Collection entries
──────

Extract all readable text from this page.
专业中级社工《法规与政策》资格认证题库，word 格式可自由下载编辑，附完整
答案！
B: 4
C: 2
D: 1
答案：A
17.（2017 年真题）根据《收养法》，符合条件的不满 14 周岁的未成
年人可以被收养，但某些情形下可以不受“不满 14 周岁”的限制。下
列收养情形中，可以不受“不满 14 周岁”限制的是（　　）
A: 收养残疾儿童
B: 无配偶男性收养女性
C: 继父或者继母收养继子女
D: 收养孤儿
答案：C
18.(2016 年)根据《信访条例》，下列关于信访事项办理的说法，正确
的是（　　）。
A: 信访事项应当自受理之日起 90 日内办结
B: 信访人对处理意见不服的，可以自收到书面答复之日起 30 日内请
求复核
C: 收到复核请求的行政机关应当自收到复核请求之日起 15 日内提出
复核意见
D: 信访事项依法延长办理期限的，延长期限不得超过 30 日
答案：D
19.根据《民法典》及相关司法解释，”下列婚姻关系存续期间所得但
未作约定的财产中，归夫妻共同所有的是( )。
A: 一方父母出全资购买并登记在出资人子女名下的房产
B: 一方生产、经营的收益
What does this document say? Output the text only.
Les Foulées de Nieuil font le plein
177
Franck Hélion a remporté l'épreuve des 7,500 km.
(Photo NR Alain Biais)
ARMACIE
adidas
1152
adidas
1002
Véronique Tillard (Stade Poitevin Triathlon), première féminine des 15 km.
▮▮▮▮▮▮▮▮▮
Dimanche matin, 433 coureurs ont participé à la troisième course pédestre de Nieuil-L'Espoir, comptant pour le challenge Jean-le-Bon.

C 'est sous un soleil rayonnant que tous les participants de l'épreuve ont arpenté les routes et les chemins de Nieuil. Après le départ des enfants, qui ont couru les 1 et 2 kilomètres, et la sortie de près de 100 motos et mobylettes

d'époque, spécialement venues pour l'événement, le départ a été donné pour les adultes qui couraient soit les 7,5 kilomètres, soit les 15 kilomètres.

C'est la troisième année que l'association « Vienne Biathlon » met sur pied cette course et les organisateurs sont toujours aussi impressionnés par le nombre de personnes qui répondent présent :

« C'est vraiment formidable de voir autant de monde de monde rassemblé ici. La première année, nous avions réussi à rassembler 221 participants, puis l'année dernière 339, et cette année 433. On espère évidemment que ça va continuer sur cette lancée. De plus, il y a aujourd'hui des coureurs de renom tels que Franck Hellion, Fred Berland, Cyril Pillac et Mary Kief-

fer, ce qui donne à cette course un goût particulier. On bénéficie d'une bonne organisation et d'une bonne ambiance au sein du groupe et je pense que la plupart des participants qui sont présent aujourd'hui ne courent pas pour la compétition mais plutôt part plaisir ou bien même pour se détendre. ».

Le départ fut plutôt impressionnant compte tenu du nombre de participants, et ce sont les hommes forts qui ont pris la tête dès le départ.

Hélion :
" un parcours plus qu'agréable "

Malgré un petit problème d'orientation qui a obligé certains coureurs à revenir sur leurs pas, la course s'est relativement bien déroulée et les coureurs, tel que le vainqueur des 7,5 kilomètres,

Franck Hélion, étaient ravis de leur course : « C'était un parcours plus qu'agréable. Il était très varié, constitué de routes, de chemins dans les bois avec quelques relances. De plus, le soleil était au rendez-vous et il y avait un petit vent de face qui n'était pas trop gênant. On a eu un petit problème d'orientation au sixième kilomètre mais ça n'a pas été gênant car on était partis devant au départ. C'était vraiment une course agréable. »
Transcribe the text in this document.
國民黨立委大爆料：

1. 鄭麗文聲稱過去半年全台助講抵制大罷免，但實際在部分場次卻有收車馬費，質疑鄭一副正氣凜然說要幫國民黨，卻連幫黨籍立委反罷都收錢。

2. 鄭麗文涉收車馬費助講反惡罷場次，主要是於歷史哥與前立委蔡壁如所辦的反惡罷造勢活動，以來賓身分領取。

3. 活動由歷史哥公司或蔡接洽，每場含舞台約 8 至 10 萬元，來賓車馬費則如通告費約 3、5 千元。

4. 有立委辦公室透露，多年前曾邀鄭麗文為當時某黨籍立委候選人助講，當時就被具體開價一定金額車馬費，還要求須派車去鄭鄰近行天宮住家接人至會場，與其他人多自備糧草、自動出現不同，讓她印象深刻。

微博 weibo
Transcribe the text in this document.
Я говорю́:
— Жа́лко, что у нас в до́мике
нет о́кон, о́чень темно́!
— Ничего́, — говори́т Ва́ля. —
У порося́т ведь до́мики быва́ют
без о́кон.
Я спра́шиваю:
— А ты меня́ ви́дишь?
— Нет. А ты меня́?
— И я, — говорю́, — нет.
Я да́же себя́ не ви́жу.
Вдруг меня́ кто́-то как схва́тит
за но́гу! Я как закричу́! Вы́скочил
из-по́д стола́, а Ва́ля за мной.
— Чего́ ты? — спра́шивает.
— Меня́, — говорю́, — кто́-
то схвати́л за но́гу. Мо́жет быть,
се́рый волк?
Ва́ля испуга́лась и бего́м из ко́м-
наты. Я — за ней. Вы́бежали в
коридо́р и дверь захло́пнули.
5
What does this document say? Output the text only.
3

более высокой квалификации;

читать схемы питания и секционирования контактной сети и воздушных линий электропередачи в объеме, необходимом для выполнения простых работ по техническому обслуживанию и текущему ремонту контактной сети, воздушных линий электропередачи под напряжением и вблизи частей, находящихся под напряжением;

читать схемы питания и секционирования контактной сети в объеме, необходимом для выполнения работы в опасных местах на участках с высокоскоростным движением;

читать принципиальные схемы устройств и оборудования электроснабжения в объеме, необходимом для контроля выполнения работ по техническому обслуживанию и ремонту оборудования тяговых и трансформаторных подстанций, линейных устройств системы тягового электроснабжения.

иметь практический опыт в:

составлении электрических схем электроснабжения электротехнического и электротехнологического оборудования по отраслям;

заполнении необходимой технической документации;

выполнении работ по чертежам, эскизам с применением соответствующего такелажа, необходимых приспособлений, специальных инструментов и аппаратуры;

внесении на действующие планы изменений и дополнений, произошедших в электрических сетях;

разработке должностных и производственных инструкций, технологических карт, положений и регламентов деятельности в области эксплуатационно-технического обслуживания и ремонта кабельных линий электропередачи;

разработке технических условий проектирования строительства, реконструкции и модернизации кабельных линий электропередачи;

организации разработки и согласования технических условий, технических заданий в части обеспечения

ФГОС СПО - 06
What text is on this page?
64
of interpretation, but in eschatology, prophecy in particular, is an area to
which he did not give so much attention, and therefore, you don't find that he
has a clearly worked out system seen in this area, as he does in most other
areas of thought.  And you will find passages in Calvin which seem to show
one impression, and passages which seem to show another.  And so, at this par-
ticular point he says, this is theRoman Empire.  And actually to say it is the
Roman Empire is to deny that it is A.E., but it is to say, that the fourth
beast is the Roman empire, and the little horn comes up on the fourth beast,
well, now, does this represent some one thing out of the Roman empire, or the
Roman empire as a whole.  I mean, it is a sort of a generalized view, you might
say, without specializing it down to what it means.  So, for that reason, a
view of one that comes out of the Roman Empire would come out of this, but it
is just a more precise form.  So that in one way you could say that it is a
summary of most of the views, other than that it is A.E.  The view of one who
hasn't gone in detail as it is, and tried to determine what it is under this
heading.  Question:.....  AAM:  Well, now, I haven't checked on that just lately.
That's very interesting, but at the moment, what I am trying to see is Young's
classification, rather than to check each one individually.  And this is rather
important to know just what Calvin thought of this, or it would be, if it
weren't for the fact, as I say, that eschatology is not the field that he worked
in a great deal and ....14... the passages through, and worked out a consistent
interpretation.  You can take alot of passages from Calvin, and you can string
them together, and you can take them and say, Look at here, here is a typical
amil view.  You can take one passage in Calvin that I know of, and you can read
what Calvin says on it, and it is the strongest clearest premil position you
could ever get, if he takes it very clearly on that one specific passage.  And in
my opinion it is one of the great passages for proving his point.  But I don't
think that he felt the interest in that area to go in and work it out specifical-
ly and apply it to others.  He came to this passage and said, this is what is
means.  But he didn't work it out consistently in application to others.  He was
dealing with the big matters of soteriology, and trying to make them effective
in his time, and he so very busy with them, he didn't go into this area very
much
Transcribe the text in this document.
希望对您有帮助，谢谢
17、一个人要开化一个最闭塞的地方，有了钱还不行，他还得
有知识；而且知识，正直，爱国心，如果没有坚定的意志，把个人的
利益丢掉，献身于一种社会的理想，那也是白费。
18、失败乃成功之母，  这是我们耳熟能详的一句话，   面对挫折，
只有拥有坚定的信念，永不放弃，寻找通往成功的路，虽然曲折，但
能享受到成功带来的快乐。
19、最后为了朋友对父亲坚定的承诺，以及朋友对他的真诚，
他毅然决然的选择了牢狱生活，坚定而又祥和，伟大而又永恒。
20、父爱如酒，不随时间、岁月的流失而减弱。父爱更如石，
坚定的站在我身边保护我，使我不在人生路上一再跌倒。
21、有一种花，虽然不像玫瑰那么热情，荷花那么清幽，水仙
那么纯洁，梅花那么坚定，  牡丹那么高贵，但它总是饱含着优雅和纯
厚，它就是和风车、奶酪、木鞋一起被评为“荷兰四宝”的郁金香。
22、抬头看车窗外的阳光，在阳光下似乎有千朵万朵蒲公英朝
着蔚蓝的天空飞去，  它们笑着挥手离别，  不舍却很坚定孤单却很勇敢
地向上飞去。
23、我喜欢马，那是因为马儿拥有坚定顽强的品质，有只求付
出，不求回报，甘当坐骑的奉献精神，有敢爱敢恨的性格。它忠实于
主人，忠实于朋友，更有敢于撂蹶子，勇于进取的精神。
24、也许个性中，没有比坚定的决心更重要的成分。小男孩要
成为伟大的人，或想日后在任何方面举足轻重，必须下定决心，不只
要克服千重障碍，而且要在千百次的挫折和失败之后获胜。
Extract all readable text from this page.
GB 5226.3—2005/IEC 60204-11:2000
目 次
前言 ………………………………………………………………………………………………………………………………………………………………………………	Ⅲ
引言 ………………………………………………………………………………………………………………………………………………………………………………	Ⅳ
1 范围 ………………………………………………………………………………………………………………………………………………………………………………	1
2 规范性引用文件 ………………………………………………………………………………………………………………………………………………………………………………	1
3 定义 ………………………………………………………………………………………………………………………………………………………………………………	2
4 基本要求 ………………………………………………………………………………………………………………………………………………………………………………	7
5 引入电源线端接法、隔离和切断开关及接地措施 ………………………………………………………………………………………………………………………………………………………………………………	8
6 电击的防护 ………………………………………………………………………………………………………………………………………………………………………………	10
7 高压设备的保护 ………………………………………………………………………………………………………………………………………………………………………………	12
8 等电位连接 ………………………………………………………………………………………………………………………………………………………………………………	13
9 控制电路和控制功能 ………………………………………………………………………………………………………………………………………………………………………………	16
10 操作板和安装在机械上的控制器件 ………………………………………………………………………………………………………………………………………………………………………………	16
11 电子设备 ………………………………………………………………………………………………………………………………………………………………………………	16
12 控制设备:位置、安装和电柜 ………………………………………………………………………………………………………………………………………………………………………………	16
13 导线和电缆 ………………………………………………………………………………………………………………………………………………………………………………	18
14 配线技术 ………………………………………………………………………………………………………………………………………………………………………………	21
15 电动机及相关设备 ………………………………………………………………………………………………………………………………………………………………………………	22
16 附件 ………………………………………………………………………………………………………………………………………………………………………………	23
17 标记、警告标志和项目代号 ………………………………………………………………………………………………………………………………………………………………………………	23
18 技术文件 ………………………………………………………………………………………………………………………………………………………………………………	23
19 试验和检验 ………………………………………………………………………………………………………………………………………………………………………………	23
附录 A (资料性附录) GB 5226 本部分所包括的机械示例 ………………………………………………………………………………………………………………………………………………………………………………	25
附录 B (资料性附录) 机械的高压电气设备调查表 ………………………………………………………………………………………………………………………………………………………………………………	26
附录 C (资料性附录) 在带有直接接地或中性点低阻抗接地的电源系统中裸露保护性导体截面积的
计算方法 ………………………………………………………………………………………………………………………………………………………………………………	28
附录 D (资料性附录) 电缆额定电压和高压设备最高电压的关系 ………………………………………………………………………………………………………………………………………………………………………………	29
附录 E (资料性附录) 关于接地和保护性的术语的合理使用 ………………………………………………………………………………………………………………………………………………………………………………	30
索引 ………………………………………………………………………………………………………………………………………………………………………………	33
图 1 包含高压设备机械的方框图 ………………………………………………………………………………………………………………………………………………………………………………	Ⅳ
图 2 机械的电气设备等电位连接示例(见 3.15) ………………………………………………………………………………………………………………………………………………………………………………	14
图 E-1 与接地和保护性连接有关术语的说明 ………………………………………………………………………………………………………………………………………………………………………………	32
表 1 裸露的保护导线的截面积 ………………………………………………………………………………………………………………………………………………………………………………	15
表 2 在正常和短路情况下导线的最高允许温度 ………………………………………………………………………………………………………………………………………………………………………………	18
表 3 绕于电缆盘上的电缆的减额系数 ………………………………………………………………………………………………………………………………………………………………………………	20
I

──────

• What to produce: Using the entries above, return each line that includes the word "seem".

• Response:
areas of thought.  And you will find passages in Calvin which seem to show
one impression, and passages which seem to show another.  And so, at this par-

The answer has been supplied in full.